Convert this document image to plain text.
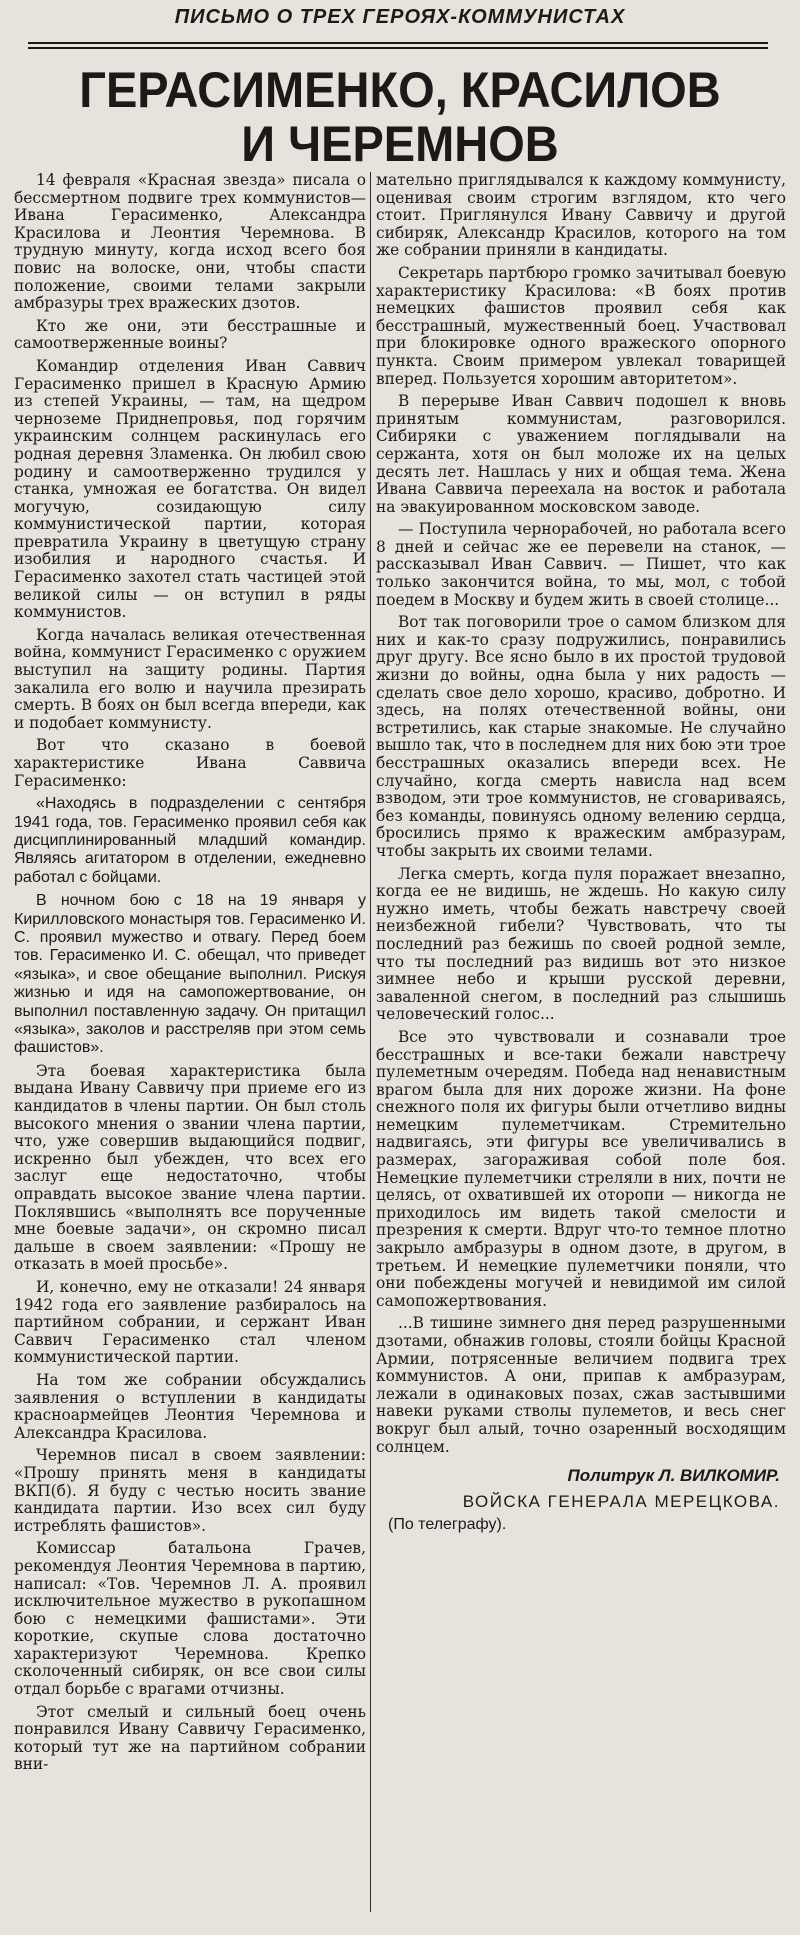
ПИСЬМО О ТРЕХ ГЕРОЯХ-КОММУНИСТАХ
ГЕРАСИМЕНКО, КРАСИЛОВ
И ЧЕРЕМНОВ

14 февраля «Красная звезда» писала о бессмертном подвиге трех коммунистов— Ивана Герасименко, Александра Красилова и Леонтия Черемнова. В трудную минуту, когда исход всего боя повис на волоске, они, чтобы спасти положение, своими телами закрыли амбразуры трех вражеских дзотов.

Кто же они, эти бесстрашные и самоотверженные воины?

Командир отделения Иван Саввич Герасименко пришел в Красную Армию из степей Украины, — там, на щедром черноземе Приднепровья, под горячим украинским солнцем раскинулась его родная деревня Зламенка. Он любил свою родину и самоотверженно трудился у станка, умножая ее богатства. Он видел могучую, созидающую силу коммунистической партии, которая превратила Украину в цветущую страну изобилия и народного счастья. И Герасименко захотел стать частицей этой великой силы — он вступил в ряды коммунистов.

Когда началась великая отечественная война, коммунист Герасименко с оружием выступил на защиту родины. Партия закалила его волю и научила презирать смерть. В боях он был всегда впереди, как и подобает коммунисту.

Вот что сказано в боевой характеристике Ивана Саввича Герасименко:

«Находясь в подразделении с сентября 1941 года, тов. Герасименко проявил себя как дисциплинированный младший командир. Являясь агитатором в отделении, ежедневно работал с бойцами.

В ночном бою с 18 на 19 января у Кирилловского монастыря тов. Герасименко И. С. проявил мужество и отвагу. Перед боем тов. Герасименко И. С. обещал, что приведет «языка», и свое обещание выполнил. Рискуя жизнью и идя на самопожертвование, он выполнил поставленную задачу. Он притащил «языка», заколов и расстреляв при этом семь фашистов».

Эта боевая характеристика была выдана Ивану Саввичу при приеме его из кандидатов в члены партии. Он был столь высокого мнения о звании члена партии, что, уже совершив выдающийся подвиг, искренно был убежден, что всех его заслуг еще недостаточно, чтобы оправдать высокое звание члена партии. Поклявшись «выполнять все порученные мне боевые задачи», он скромно писал дальше в своем заявлении: «Прошу не отказать в моей просьбе».

И, конечно, ему не отказали! 24 января 1942 года его заявление разбиралось на партийном собрании, и сержант Иван Саввич Герасименко стал членом коммунистической партии.

На том же собрании обсуждались заявления о вступлении в кандидаты красноармейцев Леонтия Черемнова и Александра Красилова.

Черемнов писал в своем заявлении: «Прошу принять меня в кандидаты ВКП(б). Я буду с честью носить звание кандидата партии. Изо всех сил буду истреблять фашистов».

Комиссар батальона Грачев, рекомендуя Леонтия Черемнова в партию, написал: «Тов. Черемнов Л. А. проявил исключительное мужество в рукопашном бою с немецкими фашистами». Эти короткие, скупые слова достаточно характеризуют Черемнова. Крепко сколоченный сибиряк, он все свои силы отдал борьбе с врагами отчизны.

Этот смелый и сильный боец очень понравился Ивану Саввичу Герасименко, который тут же на партийном собрании вни-

мательно приглядывался к каждому коммунисту, оценивая своим строгим взглядом, кто чего стоит. Приглянулся Ивану Саввичу и другой сибиряк, Александр Красилов, которого на том же собрании приняли в кандидаты.

Секретарь партбюро громко зачитывал боевую характеристику Красилова: «В боях против немецких фашистов проявил себя как бесстрашный, мужественный боец. Участвовал при блокировке одного вражеского опорного пункта. Своим примером увлекал товарищей вперед. Пользуется хорошим авторитетом».

В перерыве Иван Саввич подошел к вновь принятым коммунистам, разговорился. Сибиряки с уважением поглядывали на сержанта, хотя он был моложе их на целых десять лет. Нашлась у них и общая тема. Жена Ивана Саввича переехала на восток и работала на эвакуированном московском заводе.

— Поступила чернорабочей, но работала всего 8 дней и сейчас же ее перевели на станок, — рассказывал Иван Саввич. — Пишет, что как только закончится война, то мы, мол, с тобой поедем в Москву и будем жить в своей столице...

Вот так поговорили трое о самом близком для них и как-то сразу подружились, понравились друг другу. Все ясно было в их простой трудовой жизни до войны, одна была у них радость — сделать свое дело хорошо, красиво, добротно. И здесь, на полях отечественной войны, они встретились, как старые знакомые. Не случайно вышло так, что в последнем для них бою эти трое бесстрашных оказались впереди всех. Не случайно, когда смерть нависла над всем взводом, эти трое коммунистов, не сговариваясь, без команды, повинуясь одному велению сердца, бросились прямо к вражеским амбразурам, чтобы закрыть их своими телами.

Легка смерть, когда пуля поражает внезапно, когда ее не видишь, не ждешь. Но какую силу нужно иметь, чтобы бежать навстречу своей неизбежной гибели? Чувствовать, что ты последний раз бежишь по своей родной земле, что ты последний раз видишь вот это низкое зимнее небо и крыши русской деревни, заваленной снегом, в последний раз слышишь человеческий голос...

Все это чувствовали и сознавали трое бесстрашных и все-таки бежали навстречу пулеметным очередям. Победа над ненавистным врагом была для них дороже жизни. На фоне снежного поля их фигуры были отчетливо видны немецким пулеметчикам. Стремительно надвигаясь, эти фигуры все увеличивались в размерах, загораживая собой поле боя. Немецкие пулеметчики стреляли в них, почти не целясь, от охватившей их оторопи — никогда не приходилось им видеть такой смелости и презрения к смерти. Вдруг что-то темное плотно закрыло амбразуры в одном дзоте, в другом, в третьем. И немецкие пулеметчики поняли, что они побеждены могучей и невидимой им силой самопожертвования.

...В тишине зимнего дня перед разрушенными дзотами, обнажив головы, стояли бойцы Красной Армии, потрясенные величием подвига трех коммунистов. А они, припав к амбразурам, лежали в одинаковых позах, сжав застывшими навеки руками стволы пулеметов, и весь снег вокруг был алый, точно озаренный восходящим солнцем.

Политрук Л. ВИЛКОМИР.
ВОЙСКА ГЕНЕРАЛА МЕРЕЦКОВА.
(По телеграфу).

++++++++

◆ Problem details
Reply with one number only: how many lines of the listing hold "Леонтия"?

◆ Exercise response
3